To do: Copy every line of the data in which the word "this" occurs.

Supplied entries:

= = = =

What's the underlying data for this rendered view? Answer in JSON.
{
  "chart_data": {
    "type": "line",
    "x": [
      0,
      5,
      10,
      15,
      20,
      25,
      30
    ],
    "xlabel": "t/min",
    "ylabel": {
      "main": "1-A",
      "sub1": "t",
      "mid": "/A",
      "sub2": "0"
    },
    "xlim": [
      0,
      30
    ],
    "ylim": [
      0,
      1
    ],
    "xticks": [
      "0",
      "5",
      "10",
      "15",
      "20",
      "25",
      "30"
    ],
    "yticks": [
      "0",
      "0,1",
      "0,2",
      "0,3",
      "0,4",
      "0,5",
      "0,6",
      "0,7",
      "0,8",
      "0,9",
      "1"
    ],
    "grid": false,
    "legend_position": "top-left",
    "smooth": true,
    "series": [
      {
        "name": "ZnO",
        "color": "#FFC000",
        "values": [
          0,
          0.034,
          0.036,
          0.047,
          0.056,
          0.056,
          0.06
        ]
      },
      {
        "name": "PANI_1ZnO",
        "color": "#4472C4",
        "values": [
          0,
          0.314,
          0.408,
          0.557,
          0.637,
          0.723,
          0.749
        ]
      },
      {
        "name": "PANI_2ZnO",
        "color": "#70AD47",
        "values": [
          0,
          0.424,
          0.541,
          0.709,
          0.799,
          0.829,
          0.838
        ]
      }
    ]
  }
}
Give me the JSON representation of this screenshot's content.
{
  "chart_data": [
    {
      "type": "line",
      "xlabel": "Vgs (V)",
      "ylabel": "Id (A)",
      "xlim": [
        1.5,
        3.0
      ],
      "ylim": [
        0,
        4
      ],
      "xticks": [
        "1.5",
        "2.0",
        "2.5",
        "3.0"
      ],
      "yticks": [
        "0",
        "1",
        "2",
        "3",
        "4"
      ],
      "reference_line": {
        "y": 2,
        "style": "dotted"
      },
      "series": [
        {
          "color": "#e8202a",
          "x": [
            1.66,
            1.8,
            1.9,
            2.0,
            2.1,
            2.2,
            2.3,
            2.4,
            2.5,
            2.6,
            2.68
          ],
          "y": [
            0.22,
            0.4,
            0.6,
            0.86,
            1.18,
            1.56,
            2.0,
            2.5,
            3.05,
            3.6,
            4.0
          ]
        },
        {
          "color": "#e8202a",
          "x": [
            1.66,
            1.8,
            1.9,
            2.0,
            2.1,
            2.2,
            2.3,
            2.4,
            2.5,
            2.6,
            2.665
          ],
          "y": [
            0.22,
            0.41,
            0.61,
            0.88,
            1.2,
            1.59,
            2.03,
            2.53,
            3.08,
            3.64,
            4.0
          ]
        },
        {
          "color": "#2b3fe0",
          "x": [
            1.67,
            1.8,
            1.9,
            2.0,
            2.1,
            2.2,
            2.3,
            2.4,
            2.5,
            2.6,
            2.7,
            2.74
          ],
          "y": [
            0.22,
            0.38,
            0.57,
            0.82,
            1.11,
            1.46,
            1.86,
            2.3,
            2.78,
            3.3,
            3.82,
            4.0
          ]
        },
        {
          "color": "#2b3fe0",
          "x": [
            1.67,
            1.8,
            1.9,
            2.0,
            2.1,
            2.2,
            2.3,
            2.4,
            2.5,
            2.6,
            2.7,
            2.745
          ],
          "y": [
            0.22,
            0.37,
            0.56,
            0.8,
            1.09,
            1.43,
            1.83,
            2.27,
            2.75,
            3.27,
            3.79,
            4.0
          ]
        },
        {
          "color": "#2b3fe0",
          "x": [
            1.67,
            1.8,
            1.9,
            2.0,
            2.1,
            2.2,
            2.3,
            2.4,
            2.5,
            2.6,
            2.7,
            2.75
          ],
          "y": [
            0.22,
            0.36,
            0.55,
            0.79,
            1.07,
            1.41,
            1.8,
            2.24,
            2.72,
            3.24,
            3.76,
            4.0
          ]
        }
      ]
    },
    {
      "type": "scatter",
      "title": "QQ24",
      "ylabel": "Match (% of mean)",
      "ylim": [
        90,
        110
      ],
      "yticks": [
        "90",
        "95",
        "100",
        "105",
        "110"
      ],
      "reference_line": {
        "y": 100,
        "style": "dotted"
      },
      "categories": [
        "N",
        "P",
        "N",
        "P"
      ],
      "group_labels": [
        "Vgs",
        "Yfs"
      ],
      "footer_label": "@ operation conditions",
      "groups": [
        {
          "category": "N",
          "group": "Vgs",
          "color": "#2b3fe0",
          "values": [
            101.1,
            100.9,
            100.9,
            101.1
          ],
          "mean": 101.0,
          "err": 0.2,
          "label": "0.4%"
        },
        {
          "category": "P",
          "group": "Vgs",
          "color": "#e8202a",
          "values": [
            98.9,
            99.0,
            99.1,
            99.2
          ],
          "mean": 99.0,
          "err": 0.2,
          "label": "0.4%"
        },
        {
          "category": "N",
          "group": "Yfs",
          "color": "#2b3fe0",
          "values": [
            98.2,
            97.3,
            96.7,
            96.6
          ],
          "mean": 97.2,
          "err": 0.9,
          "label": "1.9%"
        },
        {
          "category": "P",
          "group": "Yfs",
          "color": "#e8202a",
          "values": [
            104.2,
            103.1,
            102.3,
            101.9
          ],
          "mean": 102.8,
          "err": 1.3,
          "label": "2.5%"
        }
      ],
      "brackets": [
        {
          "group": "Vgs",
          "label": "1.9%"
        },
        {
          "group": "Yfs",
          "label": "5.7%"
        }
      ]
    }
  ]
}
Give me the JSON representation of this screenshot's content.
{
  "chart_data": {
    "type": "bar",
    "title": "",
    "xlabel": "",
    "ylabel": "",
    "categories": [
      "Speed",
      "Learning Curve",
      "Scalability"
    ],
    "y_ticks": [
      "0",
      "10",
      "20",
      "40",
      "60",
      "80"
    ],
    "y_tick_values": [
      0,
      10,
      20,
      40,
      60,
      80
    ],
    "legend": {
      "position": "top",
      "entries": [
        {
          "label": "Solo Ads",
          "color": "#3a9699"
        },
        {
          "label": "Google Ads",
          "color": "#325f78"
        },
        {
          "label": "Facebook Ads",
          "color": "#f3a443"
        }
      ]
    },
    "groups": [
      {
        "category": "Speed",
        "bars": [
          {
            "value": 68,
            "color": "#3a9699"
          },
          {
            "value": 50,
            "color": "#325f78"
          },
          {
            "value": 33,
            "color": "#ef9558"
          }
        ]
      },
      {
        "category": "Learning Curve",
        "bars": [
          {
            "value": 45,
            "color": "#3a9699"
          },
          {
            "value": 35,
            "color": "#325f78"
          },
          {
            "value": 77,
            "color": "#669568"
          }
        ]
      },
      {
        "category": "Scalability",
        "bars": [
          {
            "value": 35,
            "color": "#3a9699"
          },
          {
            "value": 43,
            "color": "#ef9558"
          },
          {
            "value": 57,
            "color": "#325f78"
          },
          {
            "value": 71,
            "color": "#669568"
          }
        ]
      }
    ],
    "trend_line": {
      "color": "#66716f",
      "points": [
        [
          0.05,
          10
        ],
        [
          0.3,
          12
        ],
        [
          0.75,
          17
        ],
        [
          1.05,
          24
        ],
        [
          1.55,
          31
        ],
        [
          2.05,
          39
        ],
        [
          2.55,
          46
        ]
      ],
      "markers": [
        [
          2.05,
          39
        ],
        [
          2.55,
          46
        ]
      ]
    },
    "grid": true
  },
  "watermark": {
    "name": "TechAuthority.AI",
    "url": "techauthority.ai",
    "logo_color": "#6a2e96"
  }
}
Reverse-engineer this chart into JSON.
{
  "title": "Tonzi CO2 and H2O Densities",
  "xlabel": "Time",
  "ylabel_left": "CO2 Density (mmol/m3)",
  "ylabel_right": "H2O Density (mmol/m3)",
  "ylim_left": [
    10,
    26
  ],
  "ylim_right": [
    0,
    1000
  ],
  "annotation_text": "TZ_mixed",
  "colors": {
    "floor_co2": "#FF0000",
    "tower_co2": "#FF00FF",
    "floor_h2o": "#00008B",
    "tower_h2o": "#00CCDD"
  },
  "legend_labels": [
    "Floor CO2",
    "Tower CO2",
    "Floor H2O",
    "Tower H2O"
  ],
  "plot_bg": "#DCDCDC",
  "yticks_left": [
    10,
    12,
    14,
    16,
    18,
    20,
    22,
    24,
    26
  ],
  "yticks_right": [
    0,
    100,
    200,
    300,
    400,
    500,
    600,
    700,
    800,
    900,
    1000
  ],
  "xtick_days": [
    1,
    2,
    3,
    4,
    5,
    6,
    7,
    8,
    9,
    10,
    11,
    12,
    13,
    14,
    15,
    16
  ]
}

= = = =

Expected answer:
What's the underlying data for this rendered view? Answer in JSON.
Give me the JSON representation of this screenshot's content.
Give me the JSON representation of this screenshot's content.
Reverse-engineer this chart into JSON.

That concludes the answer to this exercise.